→ **TASK DETAILS**
Below are the records; locate each line with the word "thành" and copy it.

## Start

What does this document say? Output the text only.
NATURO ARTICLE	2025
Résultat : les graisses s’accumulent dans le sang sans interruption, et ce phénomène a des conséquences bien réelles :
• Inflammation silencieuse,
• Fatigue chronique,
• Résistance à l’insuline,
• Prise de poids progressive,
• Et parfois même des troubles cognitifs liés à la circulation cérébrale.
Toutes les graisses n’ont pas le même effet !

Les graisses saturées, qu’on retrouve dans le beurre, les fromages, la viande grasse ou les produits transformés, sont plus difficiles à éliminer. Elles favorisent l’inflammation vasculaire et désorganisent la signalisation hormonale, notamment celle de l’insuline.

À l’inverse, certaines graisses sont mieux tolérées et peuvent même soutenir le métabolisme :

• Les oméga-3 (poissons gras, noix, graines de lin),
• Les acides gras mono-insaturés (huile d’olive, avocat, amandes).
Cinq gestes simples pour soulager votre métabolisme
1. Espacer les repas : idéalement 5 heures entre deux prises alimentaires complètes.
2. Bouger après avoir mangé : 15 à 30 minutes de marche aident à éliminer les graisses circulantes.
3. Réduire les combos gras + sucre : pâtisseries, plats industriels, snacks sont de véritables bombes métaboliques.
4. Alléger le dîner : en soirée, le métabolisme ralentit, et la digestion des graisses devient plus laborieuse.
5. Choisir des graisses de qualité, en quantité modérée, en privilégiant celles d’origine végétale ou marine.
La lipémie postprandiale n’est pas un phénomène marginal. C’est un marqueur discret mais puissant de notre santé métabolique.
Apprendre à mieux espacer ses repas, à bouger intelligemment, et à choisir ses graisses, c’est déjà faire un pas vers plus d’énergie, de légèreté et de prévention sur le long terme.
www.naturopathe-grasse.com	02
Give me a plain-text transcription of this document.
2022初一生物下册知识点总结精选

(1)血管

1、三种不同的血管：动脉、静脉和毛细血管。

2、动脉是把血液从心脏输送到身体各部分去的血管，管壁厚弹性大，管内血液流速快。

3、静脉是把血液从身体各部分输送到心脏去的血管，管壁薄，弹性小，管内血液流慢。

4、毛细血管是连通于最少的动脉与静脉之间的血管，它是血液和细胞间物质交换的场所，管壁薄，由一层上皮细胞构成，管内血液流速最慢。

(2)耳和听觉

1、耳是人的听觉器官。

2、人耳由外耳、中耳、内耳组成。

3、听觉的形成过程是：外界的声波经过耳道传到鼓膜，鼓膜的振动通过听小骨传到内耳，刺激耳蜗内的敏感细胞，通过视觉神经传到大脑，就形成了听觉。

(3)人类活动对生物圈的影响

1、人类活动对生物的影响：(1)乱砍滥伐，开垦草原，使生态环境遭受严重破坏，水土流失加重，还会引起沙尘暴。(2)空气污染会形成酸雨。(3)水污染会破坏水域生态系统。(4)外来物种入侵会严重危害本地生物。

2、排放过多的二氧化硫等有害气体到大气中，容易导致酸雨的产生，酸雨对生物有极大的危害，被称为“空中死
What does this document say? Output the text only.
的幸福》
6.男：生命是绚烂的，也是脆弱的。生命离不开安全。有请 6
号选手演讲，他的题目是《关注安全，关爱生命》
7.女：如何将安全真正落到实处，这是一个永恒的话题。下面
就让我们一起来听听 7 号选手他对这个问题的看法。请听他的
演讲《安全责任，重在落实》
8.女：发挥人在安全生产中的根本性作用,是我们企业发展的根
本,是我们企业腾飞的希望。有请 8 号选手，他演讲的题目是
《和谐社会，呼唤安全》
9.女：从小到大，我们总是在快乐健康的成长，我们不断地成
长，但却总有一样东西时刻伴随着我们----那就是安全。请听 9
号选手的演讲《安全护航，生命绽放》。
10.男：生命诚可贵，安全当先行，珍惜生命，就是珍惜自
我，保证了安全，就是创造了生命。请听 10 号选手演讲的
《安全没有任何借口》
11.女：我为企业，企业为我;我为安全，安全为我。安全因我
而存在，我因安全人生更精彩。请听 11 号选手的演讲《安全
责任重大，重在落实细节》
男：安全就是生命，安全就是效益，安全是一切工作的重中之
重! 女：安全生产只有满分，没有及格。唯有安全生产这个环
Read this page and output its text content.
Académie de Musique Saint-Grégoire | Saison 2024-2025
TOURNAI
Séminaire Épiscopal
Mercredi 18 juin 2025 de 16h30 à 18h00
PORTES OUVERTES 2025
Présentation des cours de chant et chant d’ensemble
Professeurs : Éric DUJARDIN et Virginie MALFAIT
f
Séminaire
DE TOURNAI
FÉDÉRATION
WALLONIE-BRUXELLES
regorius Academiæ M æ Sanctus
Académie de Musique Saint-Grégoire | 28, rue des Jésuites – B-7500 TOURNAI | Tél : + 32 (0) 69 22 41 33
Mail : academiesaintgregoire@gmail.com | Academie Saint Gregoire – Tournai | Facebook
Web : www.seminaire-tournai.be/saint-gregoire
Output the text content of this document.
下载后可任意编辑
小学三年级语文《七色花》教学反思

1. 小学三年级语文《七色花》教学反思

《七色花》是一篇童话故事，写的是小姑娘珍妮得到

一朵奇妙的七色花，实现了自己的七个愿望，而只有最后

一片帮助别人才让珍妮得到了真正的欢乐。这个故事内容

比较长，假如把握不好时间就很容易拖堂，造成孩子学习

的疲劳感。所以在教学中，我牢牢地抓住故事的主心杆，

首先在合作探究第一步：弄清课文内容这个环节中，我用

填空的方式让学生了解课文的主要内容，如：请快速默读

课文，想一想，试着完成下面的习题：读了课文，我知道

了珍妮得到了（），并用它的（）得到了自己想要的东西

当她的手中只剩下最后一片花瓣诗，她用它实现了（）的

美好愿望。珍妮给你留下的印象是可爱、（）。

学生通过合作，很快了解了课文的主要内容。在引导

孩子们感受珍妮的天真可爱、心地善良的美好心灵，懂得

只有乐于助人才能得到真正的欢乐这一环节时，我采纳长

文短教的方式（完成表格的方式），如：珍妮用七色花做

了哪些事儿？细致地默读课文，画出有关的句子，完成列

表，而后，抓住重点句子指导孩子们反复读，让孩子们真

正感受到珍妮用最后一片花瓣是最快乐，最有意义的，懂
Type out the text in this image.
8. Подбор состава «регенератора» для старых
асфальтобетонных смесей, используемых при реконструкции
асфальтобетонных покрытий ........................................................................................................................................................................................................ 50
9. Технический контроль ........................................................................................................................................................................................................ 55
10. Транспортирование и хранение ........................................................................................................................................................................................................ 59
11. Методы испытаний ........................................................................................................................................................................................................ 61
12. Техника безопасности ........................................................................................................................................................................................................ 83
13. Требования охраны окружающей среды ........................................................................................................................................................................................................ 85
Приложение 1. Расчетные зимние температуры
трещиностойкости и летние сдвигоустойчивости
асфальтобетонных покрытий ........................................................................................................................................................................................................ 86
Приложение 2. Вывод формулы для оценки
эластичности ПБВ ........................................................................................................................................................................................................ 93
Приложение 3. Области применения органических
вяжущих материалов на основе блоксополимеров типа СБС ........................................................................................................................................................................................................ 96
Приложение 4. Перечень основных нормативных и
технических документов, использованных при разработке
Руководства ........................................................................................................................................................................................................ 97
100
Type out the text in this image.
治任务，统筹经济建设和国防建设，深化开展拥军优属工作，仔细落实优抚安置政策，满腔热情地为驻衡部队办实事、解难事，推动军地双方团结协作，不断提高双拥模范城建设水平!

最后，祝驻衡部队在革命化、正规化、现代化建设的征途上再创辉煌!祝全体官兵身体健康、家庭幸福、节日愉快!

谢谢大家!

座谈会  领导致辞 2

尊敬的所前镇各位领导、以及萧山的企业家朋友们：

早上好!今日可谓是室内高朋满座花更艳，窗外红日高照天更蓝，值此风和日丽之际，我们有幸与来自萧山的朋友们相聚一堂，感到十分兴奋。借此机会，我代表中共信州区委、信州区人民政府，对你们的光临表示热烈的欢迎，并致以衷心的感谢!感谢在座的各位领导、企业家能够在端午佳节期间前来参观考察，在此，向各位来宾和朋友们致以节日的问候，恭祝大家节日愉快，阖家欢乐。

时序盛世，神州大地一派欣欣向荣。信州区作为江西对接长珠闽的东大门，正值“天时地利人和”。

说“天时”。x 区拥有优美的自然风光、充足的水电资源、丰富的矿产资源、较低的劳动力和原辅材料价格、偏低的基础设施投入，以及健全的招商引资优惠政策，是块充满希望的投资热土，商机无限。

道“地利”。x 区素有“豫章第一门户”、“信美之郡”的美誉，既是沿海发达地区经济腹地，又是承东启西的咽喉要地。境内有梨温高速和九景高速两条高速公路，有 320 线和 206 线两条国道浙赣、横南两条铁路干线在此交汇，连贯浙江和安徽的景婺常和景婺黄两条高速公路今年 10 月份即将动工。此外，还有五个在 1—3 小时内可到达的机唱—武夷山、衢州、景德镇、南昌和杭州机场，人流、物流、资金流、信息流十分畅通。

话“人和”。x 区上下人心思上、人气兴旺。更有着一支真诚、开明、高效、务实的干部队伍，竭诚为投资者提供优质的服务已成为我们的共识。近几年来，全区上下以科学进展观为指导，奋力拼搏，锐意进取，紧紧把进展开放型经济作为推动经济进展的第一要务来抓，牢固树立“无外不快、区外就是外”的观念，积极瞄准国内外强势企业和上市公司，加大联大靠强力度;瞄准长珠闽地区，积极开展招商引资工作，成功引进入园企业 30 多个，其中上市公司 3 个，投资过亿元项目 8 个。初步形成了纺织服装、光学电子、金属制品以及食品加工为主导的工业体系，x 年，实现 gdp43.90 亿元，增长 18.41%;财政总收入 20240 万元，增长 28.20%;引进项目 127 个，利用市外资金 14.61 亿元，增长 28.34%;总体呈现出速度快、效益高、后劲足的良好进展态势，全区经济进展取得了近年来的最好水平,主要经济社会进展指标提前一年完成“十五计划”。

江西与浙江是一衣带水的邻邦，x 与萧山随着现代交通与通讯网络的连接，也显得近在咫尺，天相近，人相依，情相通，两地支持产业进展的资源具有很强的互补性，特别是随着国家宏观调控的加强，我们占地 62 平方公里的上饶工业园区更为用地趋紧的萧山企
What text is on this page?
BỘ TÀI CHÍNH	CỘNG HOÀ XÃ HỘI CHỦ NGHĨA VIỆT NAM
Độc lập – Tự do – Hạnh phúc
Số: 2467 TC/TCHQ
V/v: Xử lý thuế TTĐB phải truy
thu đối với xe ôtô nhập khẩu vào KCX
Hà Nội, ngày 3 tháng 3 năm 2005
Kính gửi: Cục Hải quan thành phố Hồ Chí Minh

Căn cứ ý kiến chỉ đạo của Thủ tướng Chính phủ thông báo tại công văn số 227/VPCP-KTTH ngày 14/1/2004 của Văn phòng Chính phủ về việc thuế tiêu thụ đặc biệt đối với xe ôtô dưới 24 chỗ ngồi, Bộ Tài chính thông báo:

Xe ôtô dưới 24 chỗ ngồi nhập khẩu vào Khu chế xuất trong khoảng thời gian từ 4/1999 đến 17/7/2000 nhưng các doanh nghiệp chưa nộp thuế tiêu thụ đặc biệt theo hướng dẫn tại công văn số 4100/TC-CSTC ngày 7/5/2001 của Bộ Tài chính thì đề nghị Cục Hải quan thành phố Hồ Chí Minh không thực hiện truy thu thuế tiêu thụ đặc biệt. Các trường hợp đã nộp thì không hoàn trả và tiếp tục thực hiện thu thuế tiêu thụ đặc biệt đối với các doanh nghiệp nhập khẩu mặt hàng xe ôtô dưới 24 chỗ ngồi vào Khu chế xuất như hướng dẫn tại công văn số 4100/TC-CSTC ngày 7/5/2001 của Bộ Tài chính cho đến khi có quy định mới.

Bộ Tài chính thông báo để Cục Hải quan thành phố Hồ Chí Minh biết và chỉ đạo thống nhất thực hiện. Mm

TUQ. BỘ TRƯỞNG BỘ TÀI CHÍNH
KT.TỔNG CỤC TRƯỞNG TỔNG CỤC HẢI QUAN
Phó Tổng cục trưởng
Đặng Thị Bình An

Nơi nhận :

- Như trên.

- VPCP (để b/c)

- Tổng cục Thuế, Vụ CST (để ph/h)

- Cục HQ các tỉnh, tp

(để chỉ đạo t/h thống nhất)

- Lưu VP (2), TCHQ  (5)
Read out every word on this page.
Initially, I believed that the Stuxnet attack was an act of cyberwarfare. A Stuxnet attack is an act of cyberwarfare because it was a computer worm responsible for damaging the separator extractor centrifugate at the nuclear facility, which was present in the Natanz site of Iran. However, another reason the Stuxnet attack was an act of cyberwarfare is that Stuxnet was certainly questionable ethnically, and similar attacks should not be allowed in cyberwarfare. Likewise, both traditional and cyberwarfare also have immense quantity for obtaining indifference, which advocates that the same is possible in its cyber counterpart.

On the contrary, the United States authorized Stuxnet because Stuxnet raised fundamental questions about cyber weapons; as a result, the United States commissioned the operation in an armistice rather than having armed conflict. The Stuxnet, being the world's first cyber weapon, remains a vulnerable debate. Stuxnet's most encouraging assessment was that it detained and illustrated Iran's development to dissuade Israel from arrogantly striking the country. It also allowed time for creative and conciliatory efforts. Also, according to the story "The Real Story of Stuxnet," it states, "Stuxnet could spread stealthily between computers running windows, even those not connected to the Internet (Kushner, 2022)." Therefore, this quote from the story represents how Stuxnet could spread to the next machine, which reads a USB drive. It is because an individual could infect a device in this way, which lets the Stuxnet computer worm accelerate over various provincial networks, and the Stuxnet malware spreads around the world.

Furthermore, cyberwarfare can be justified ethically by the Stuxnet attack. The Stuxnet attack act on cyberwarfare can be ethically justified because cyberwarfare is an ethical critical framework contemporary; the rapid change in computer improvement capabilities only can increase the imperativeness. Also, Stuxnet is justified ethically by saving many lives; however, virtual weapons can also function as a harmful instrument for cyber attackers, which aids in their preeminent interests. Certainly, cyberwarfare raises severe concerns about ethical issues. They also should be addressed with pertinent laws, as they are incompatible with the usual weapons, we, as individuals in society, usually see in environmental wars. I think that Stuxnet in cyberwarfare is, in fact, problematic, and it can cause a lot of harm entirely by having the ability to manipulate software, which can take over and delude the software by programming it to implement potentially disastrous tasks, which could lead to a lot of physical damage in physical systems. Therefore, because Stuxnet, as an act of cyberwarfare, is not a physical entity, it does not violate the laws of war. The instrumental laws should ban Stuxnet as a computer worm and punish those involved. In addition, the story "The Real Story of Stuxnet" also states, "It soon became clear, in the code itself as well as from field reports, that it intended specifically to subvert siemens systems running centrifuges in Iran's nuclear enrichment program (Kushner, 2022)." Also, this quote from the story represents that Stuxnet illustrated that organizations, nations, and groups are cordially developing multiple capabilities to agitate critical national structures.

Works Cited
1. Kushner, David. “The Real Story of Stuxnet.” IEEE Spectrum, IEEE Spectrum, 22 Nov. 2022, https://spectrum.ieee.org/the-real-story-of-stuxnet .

## End

→ **SOLUTION**
Kính gửi: Cục Hải quan thành phố Hồ Chí Minh
Xe ôtô dưới 24 chỗ ngồi nhập khẩu vào Khu chế xuất trong khoảng thời gian từ 4/1999 đến 17/7/2000 nhưng các doanh nghiệp chưa nộp thuế tiêu thụ đặc biệt theo hướng dẫn tại công văn số 4100/TC-CSTC ngày 7/5/2001 của Bộ Tài chính thì đề nghị Cục Hải quan thành phố Hồ Chí Minh không thực hiện truy thu thuế tiêu thụ đặc biệt. Các trường hợp đã nộp thì không hoàn trả và tiếp tục thực hiện thu thuế tiêu thụ đặc biệt đối với các doanh nghiệp nhập khẩu mặt hàng xe ôtô dưới 24 chỗ ngồi vào Khu chế xuất như hướng dẫn tại công văn số 4100/TC-CSTC ngày 7/5/2001 của Bộ Tài chính cho đến khi có quy định mới.
Bộ Tài chính thông báo để Cục Hải quan thành phố Hồ Chí Minh biết và chỉ đạo thống nhất thực hiện. Mm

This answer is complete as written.